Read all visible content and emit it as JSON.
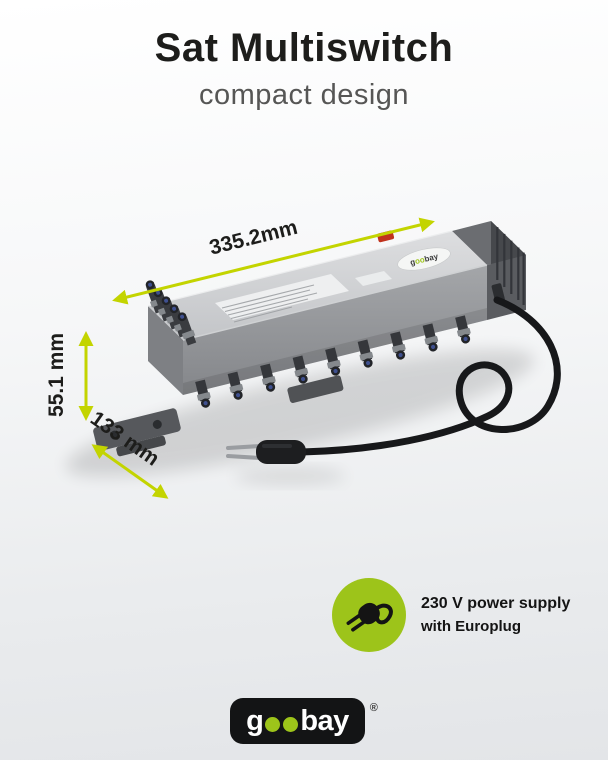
{
  "header": {
    "title": "Sat Multiswitch",
    "subtitle": "compact design"
  },
  "product": {
    "dimension_length": "335.2mm",
    "dimension_height": "55.1 mm",
    "dimension_depth": "133 mm",
    "device_logo": {
      "prefix": "g",
      "dots": "oo",
      "suffix": "bay"
    }
  },
  "feature": {
    "title": "230 V power supply",
    "subtitle": "with Europlug"
  },
  "brand_logo": {
    "prefix": "g",
    "suffix": "bay",
    "registered": "®"
  },
  "colors": {
    "accent_green": "#9dc41a",
    "dimension_lime": "#c3d400",
    "title_color": "#1d1d1b",
    "subtitle_color": "#565655",
    "device_gray": "#c6c8ca",
    "cable_black": "#17181a"
  }
}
# # #
_EXERCISE AIM_
Transcribe every entry word for word, but omit the pictures.

_TASK RESULT_
Read all visible content and emit it as JSON.
{
  "header": {
    "title": "Sat Multiswitch",
    "subtitle": "compact design"
  },
  "product": {
    "dimension_length": "335.2mm",
    "dimension_height": "55.1 mm",
    "dimension_depth": "133 mm",
    "device_logo": {
      "prefix": "g",
      "dots": "oo",
      "suffix": "bay"
    }
  },
  "feature": {
    "title": "230 V power supply",
    "subtitle": "with Europlug"
  },
  "brand_logo": {
    "prefix": "g",
    "suffix": "bay",
    "registered": "®"
  },
  "colors": {
    "accent_green": "#9dc41a",
    "dimension_lime": "#c3d400",
    "title_color": "#1d1d1b",
    "subtitle_color": "#565655",
    "device_gray": "#c6c8ca",
    "cable_black": "#17181a"
  }
}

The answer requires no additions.